• TASK REQUIREMENTS:
Pick every line from the data that holds the word "Food".

═══ RECORDS FOR THIS EXERCISE

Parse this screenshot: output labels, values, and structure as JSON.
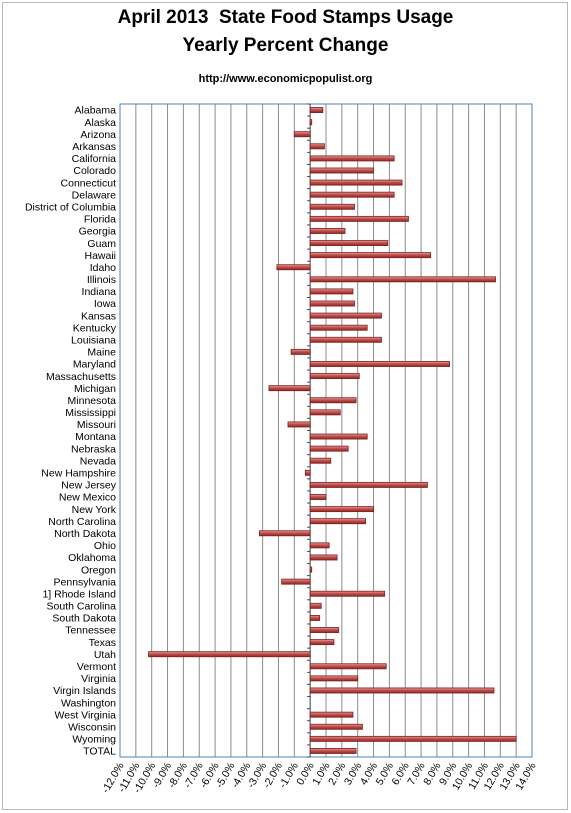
{
  "title_line1": "April 2013  State Food Stamps Usage",
  "title_line2": "Yearly Percent Change",
  "subtitle": "http://www.economicpopulist.org",
  "colors": {
    "bar_fill": "#c0504d",
    "bar_edge": "#7f1f1f",
    "grid": "#8c8c8c",
    "plot_border": "#4f81bd"
  },
  "chart_data": {
    "type": "bar",
    "orientation": "horizontal",
    "title": "April 2013  State Food Stamps Usage\nYearly Percent Change",
    "xlabel": "",
    "ylabel": "",
    "xlim": [
      -12.0,
      14.0
    ],
    "grid": true,
    "legend": "none",
    "x_tick_labels": [
      "-12.0%",
      "-11.0%",
      "-10.0%",
      "-9.0%",
      "-8.0%",
      "-7.0%",
      "-6.0%",
      "-5.0%",
      "-4.0%",
      "-3.0%",
      "-2.0%",
      "-1.0%",
      "0.0%",
      "1.0%",
      "2.0%",
      "3.0%",
      "4.0%",
      "5.0%",
      "6.0%",
      "7.0%",
      "8.0%",
      "9.0%",
      "10.0%",
      "11.0%",
      "12.0%",
      "13.0%",
      "14.0%"
    ],
    "categories": [
      "Alabama",
      "Alaska",
      "Arizona",
      "Arkansas",
      "California",
      "Colorado",
      "Connecticut",
      "Delaware",
      "District of Columbia",
      "Florida",
      "Georgia",
      "Guam",
      "Hawaii",
      "Idaho",
      "Illinois",
      "Indiana",
      "Iowa",
      "Kansas",
      "Kentucky",
      "Louisiana",
      "Maine",
      "Maryland",
      "Massachusetts",
      "Michigan",
      "Minnesota",
      "Mississippi",
      "Missouri",
      "Montana",
      "Nebraska",
      "Nevada",
      "New Hampshire",
      "New Jersey",
      "New Mexico",
      "New York",
      "North Carolina",
      "North Dakota",
      "Ohio",
      "Oklahoma",
      "Oregon",
      "Pennsylvania",
      "1] Rhode Island",
      "South Carolina",
      "South Dakota",
      "Tennessee",
      "Texas",
      "Utah",
      "Vermont",
      "Virginia",
      "Virgin Islands",
      "Washington",
      "West Virginia",
      "Wisconsin",
      "Wyoming",
      "TOTAL"
    ],
    "values": [
      0.8,
      0.1,
      -1.0,
      0.9,
      5.3,
      4.0,
      5.8,
      5.3,
      2.8,
      6.2,
      2.2,
      4.9,
      7.6,
      -2.1,
      11.7,
      2.7,
      2.8,
      4.5,
      3.6,
      4.5,
      -1.2,
      8.8,
      3.1,
      -2.6,
      2.9,
      1.9,
      -1.4,
      3.6,
      2.4,
      1.3,
      -0.3,
      7.4,
      1.0,
      4.0,
      3.5,
      -3.2,
      1.2,
      1.7,
      0.1,
      -1.8,
      4.7,
      0.7,
      0.6,
      1.8,
      1.5,
      -10.2,
      4.8,
      3.0,
      11.6,
      0.0,
      2.7,
      3.3,
      13.0,
      2.9
    ]
  }
}
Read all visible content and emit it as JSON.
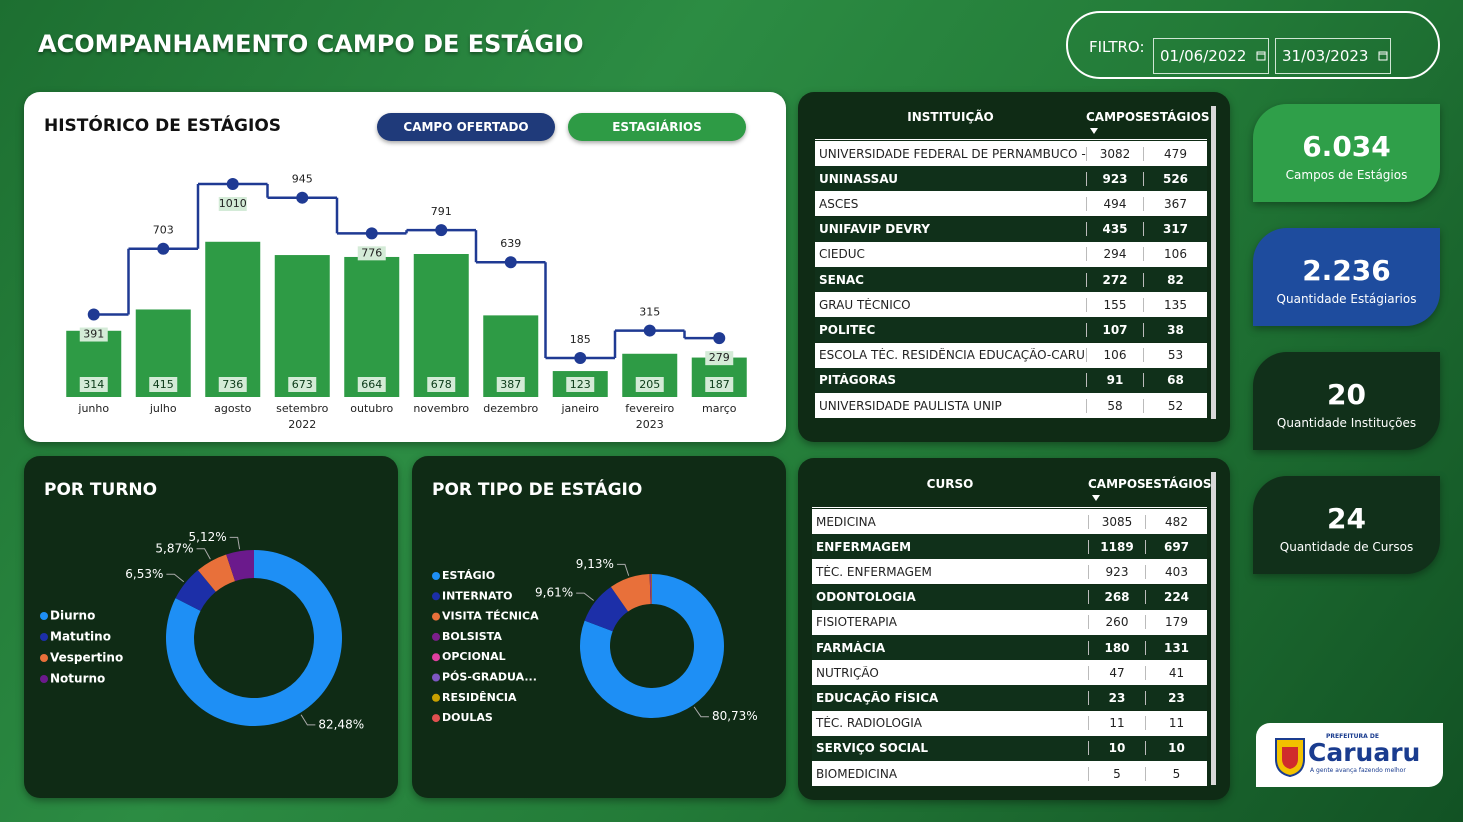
{
  "header": {
    "title": "ACOMPANHAMENTO CAMPO DE ESTÁGIO",
    "filter_label": "FILTRO:",
    "date_from": "01/06/2022",
    "date_to": "31/03/2023"
  },
  "chart_data": [
    {
      "type": "bar",
      "title": "HISTÓRICO DE ESTÁGIOS",
      "categories": [
        "junho",
        "julho",
        "agosto",
        "setembro",
        "outubro",
        "novembro",
        "dezembro",
        "janeiro",
        "fevereiro",
        "março"
      ],
      "year_labels": [
        null,
        null,
        null,
        "2022",
        null,
        null,
        null,
        null,
        "2023",
        null
      ],
      "series": [
        {
          "name": "ESTAGIÁRIOS",
          "type": "bar",
          "color": "#2e9b45",
          "values": [
            314,
            415,
            736,
            673,
            664,
            678,
            387,
            123,
            205,
            187
          ]
        },
        {
          "name": "CAMPO OFERTADO",
          "type": "line",
          "color": "#1f3a93",
          "values": [
            391,
            703,
            1010,
            945,
            776,
            791,
            639,
            185,
            315,
            279
          ]
        }
      ],
      "ylim": [
        0,
        1100
      ]
    },
    {
      "type": "pie",
      "title": "POR TURNO",
      "donut": true,
      "categories": [
        "Diurno",
        "Matutino",
        "Vespertino",
        "Noturno"
      ],
      "values": [
        82.48,
        6.53,
        5.87,
        5.12
      ],
      "value_labels": [
        "82,48%",
        "6,53%",
        "5,87%",
        "5,12%"
      ],
      "colors": [
        "#1e8ff5",
        "#1c2fa8",
        "#e8703a",
        "#6b1a8c"
      ]
    },
    {
      "type": "pie",
      "title": "POR TIPO DE ESTÁGIO",
      "donut": true,
      "categories": [
        "ESTÁGIO",
        "INTERNATO",
        "VISITA TÉCNICA",
        "BOLSISTA",
        "OPCIONAL",
        "PÓS-GRADUA...",
        "RESIDÊNCIA",
        "DOULAS"
      ],
      "values": [
        80.73,
        9.61,
        9.13,
        0.15,
        0.1,
        0.1,
        0.1,
        0.08
      ],
      "value_labels": [
        "80,73%",
        "9,61%",
        "9,13%",
        null,
        null,
        null,
        null,
        null
      ],
      "colors": [
        "#1e8ff5",
        "#1c2fa8",
        "#e8703a",
        "#7b1f8a",
        "#e040a0",
        "#7e57c2",
        "#c8a000",
        "#e05050"
      ]
    }
  ],
  "institutions": {
    "columns": [
      "INSTITUIÇÃO",
      "CAMPOS",
      "ESTÁGIOS"
    ],
    "rows": [
      [
        "UNIVERSIDADE FEDERAL DE PERNAMBUCO -...",
        3082,
        479
      ],
      [
        "UNINASSAU",
        923,
        526
      ],
      [
        "ASCES",
        494,
        367
      ],
      [
        "UNIFAVIP DEVRY",
        435,
        317
      ],
      [
        "CIEDUC",
        294,
        106
      ],
      [
        "SENAC",
        272,
        82
      ],
      [
        "GRAU TÉCNICO",
        155,
        135
      ],
      [
        "POLITEC",
        107,
        38
      ],
      [
        "ESCOLA TÉC. RESIDÊNCIA EDUCAÇÃO-CARU...",
        106,
        53
      ],
      [
        "PITÁGORAS",
        91,
        68
      ],
      [
        "UNIVERSIDADE PAULISTA UNIP",
        58,
        52
      ]
    ]
  },
  "courses": {
    "columns": [
      "CURSO",
      "CAMPOS",
      "ESTÁGIOS"
    ],
    "rows": [
      [
        "MEDICINA",
        3085,
        482
      ],
      [
        "ENFERMAGEM",
        1189,
        697
      ],
      [
        "TÉC. ENFERMAGEM",
        923,
        403
      ],
      [
        "ODONTOLOGIA",
        268,
        224
      ],
      [
        "FISIOTERAPIA",
        260,
        179
      ],
      [
        "FARMÁCIA",
        180,
        131
      ],
      [
        "NUTRIÇÃO",
        47,
        41
      ],
      [
        "EDUCAÇÃO FÍSICA",
        23,
        23
      ],
      [
        "TÉC. RADIOLOGIA",
        11,
        11
      ],
      [
        "SERVIÇO SOCIAL",
        10,
        10
      ],
      [
        "BIOMEDICINA",
        5,
        5
      ]
    ]
  },
  "kpis": [
    {
      "value": "6.034",
      "label": "Campos de Estágios"
    },
    {
      "value": "2.236",
      "label": "Quantidade Estágiarios"
    },
    {
      "value": "20",
      "label": "Quantidade Instituções"
    },
    {
      "value": "24",
      "label": "Quantidade de Cursos"
    }
  ],
  "logo": {
    "top": "PREFEITURA DE",
    "name": "Caruaru",
    "slogan": "A gente avança fazendo melhor"
  }
}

══════

• PROBLEM SOLUTION:
  "title_line1": "April 2013  State Food Stamps Usage",
    "title": "April 2013  State Food Stamps Usage\nYearly Percent Change",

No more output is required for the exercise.